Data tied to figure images
• • • •

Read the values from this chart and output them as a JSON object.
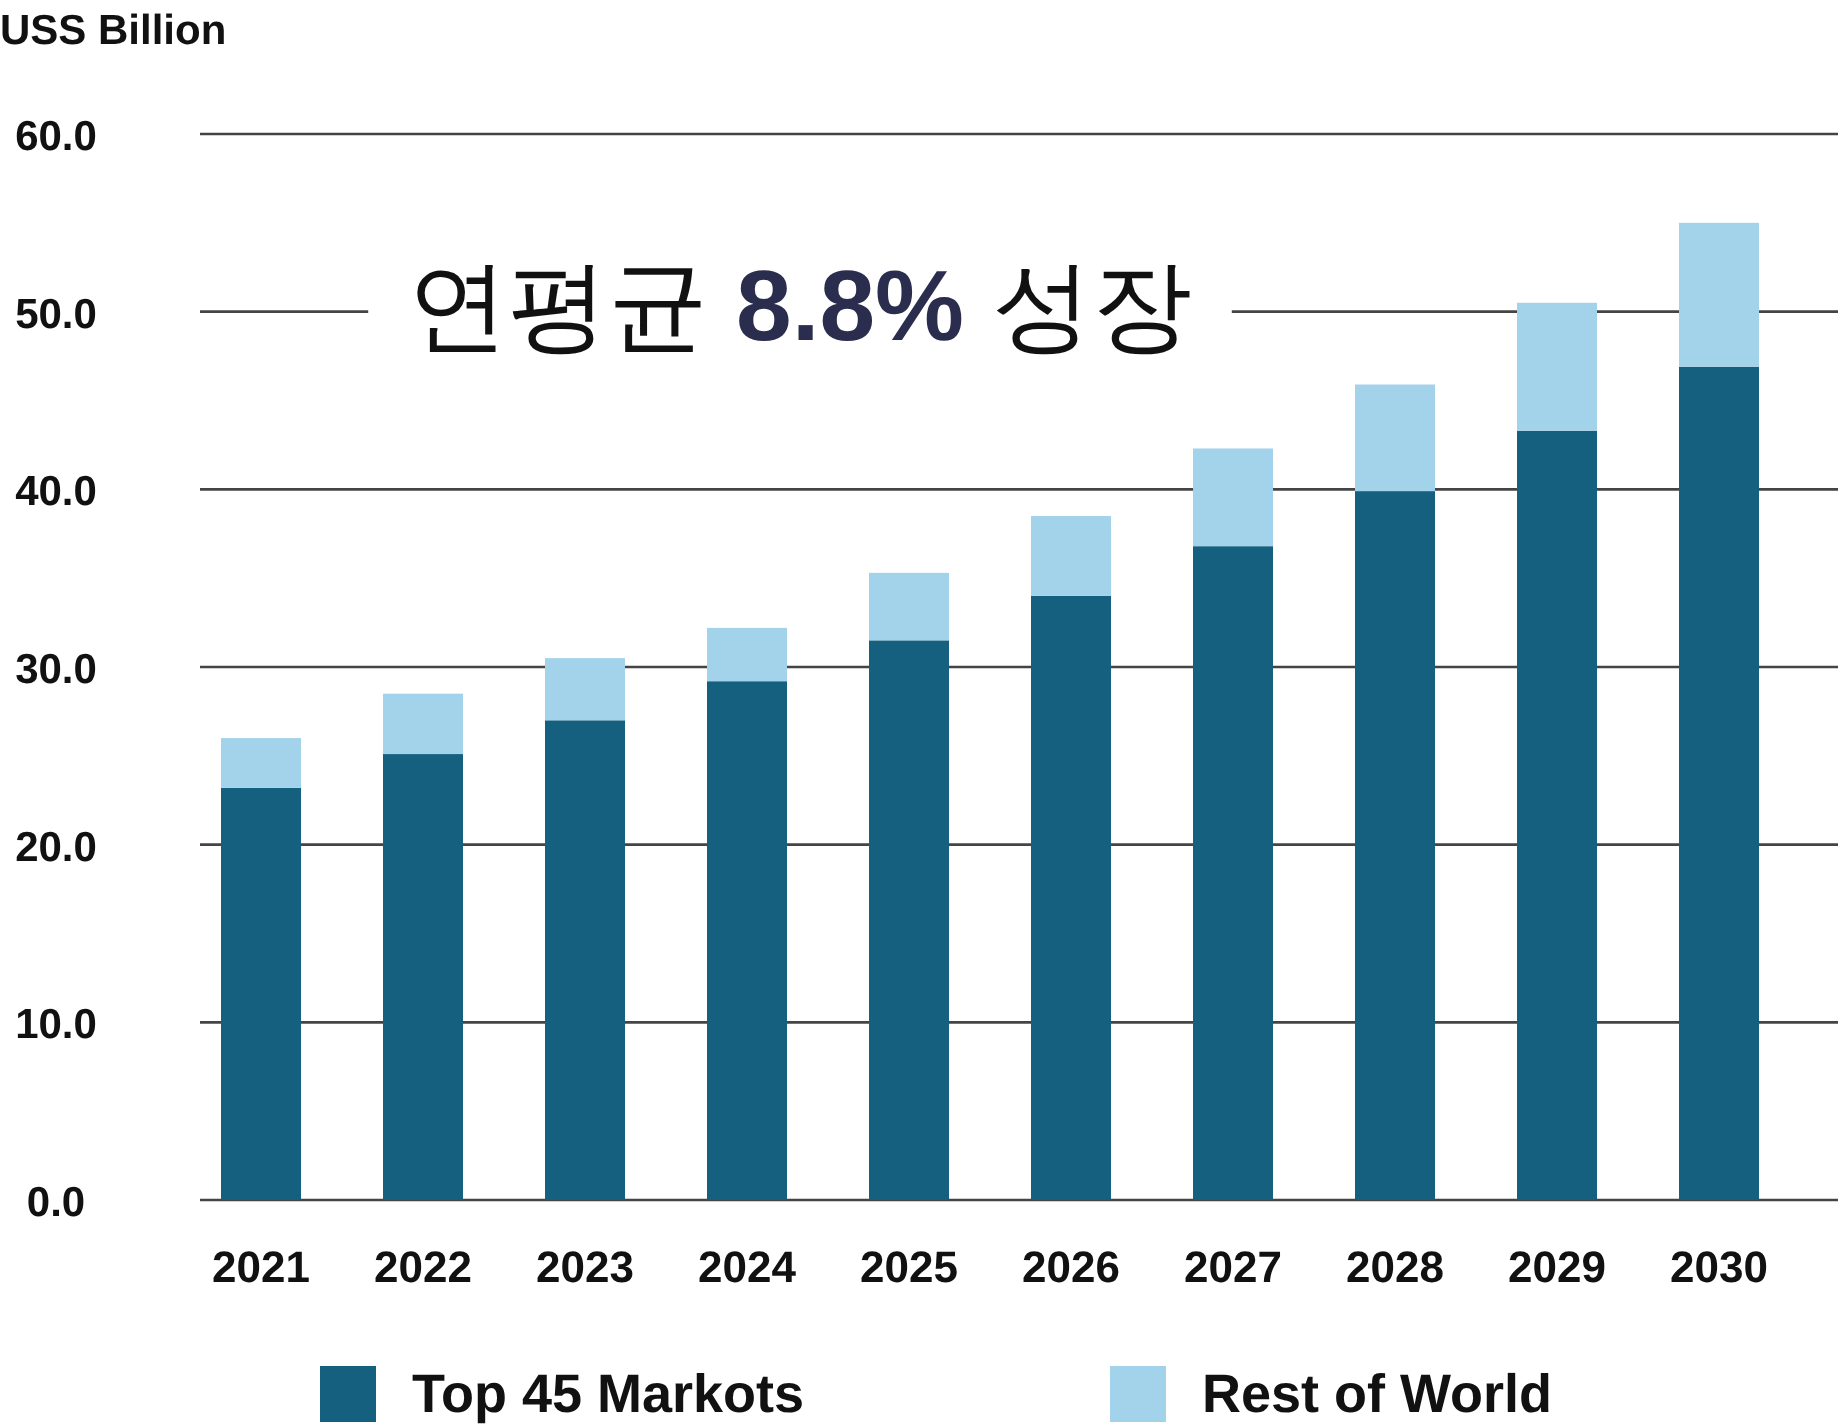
{
  "chart_data": {
    "type": "bar",
    "stacked": true,
    "ylabel": "USS Billion",
    "categories": [
      "2021",
      "2022",
      "2023",
      "2024",
      "2025",
      "2026",
      "2027",
      "2028",
      "2029",
      "2030"
    ],
    "series": [
      {
        "name": "Top 45 Markots",
        "color": "#155f7f",
        "values": [
          23.2,
          25.1,
          27.0,
          29.2,
          31.5,
          34.0,
          36.8,
          39.9,
          43.3,
          46.9
        ]
      },
      {
        "name": "Rest of World",
        "color": "#a3d3eb",
        "values": [
          2.8,
          3.4,
          3.5,
          3.0,
          3.8,
          4.5,
          5.5,
          6.0,
          7.2,
          8.1
        ]
      }
    ],
    "ylim": [
      0,
      60
    ],
    "yticks": [
      {
        "value": 0,
        "label": "0.0"
      },
      {
        "value": 10,
        "label": "10.0"
      },
      {
        "value": 20,
        "label": "20.0"
      },
      {
        "value": 30,
        "label": "30.0"
      },
      {
        "value": 40,
        "label": "40.0"
      },
      {
        "value": 50,
        "label": "50.0"
      },
      {
        "value": 60,
        "label": "60.0"
      }
    ],
    "grid": "y",
    "legend": "bottom",
    "annotations": [
      "연평균 **8.8%** 성장"
    ]
  }
}
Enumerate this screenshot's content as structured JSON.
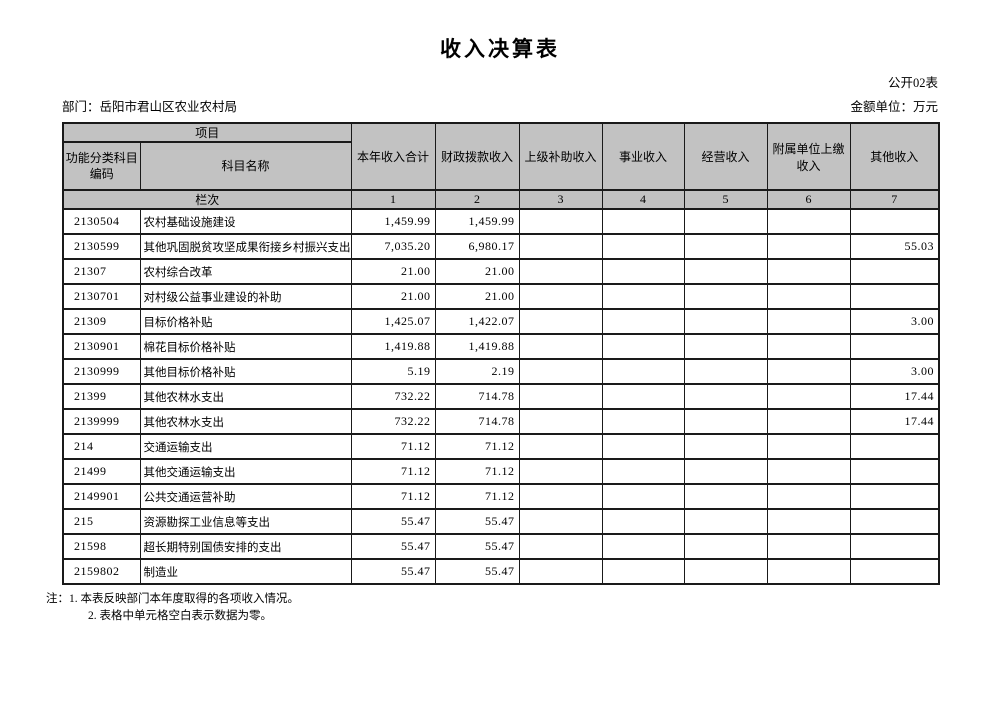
{
  "page": {
    "title": "收入决算表",
    "table_code": "公开02表",
    "department": "部门：岳阳市君山区农业农村局",
    "unit": "金额单位：万元"
  },
  "table": {
    "project_header": "项目",
    "code_header": "功能分类科目编码",
    "name_header": "科目名称",
    "columns": [
      "本年收入合计",
      "财政拨款收入",
      "上级补助收入",
      "事业收入",
      "经营收入",
      "附属单位上缴收入",
      "其他收入"
    ],
    "index_label": "栏次",
    "column_indices": [
      "1",
      "2",
      "3",
      "4",
      "5",
      "6",
      "7"
    ],
    "rows": [
      {
        "code": "2130504",
        "name": "农村基础设施建设",
        "values": [
          "1,459.99",
          "1,459.99",
          "",
          "",
          "",
          "",
          ""
        ]
      },
      {
        "code": "2130599",
        "name": "其他巩固脱贫攻坚成果衔接乡村振兴支出",
        "values": [
          "7,035.20",
          "6,980.17",
          "",
          "",
          "",
          "",
          "55.03"
        ]
      },
      {
        "code": "21307",
        "name": "农村综合改革",
        "values": [
          "21.00",
          "21.00",
          "",
          "",
          "",
          "",
          ""
        ]
      },
      {
        "code": "2130701",
        "name": "对村级公益事业建设的补助",
        "values": [
          "21.00",
          "21.00",
          "",
          "",
          "",
          "",
          ""
        ]
      },
      {
        "code": "21309",
        "name": "目标价格补贴",
        "values": [
          "1,425.07",
          "1,422.07",
          "",
          "",
          "",
          "",
          "3.00"
        ]
      },
      {
        "code": "2130901",
        "name": "棉花目标价格补贴",
        "values": [
          "1,419.88",
          "1,419.88",
          "",
          "",
          "",
          "",
          ""
        ]
      },
      {
        "code": "2130999",
        "name": "其他目标价格补贴",
        "values": [
          "5.19",
          "2.19",
          "",
          "",
          "",
          "",
          "3.00"
        ]
      },
      {
        "code": "21399",
        "name": "其他农林水支出",
        "values": [
          "732.22",
          "714.78",
          "",
          "",
          "",
          "",
          "17.44"
        ]
      },
      {
        "code": "2139999",
        "name": "其他农林水支出",
        "values": [
          "732.22",
          "714.78",
          "",
          "",
          "",
          "",
          "17.44"
        ]
      },
      {
        "code": "214",
        "name": "交通运输支出",
        "values": [
          "71.12",
          "71.12",
          "",
          "",
          "",
          "",
          ""
        ]
      },
      {
        "code": "21499",
        "name": "其他交通运输支出",
        "values": [
          "71.12",
          "71.12",
          "",
          "",
          "",
          "",
          ""
        ]
      },
      {
        "code": "2149901",
        "name": "公共交通运营补助",
        "values": [
          "71.12",
          "71.12",
          "",
          "",
          "",
          "",
          ""
        ]
      },
      {
        "code": "215",
        "name": "资源勘探工业信息等支出",
        "values": [
          "55.47",
          "55.47",
          "",
          "",
          "",
          "",
          ""
        ]
      },
      {
        "code": "21598",
        "name": "超长期特别国债安排的支出",
        "values": [
          "55.47",
          "55.47",
          "",
          "",
          "",
          "",
          ""
        ]
      },
      {
        "code": "2159802",
        "name": "制造业",
        "values": [
          "55.47",
          "55.47",
          "",
          "",
          "",
          "",
          ""
        ]
      }
    ]
  },
  "notes": {
    "line1": "注：1. 本表反映部门本年度取得的各项收入情况。",
    "line2": "2. 表格中单元格空白表示数据为零。"
  },
  "colors": {
    "header_background": "#c2c2c2",
    "border": "#1a1a1a",
    "text": "#000000"
  }
}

• • • •

**Set exercise:** List all lines above in which the string "this" appears.

**Finished task:**
Read the values from this chart and output them as a JSON object.
Enumerate this screenshot's content as structured JSON.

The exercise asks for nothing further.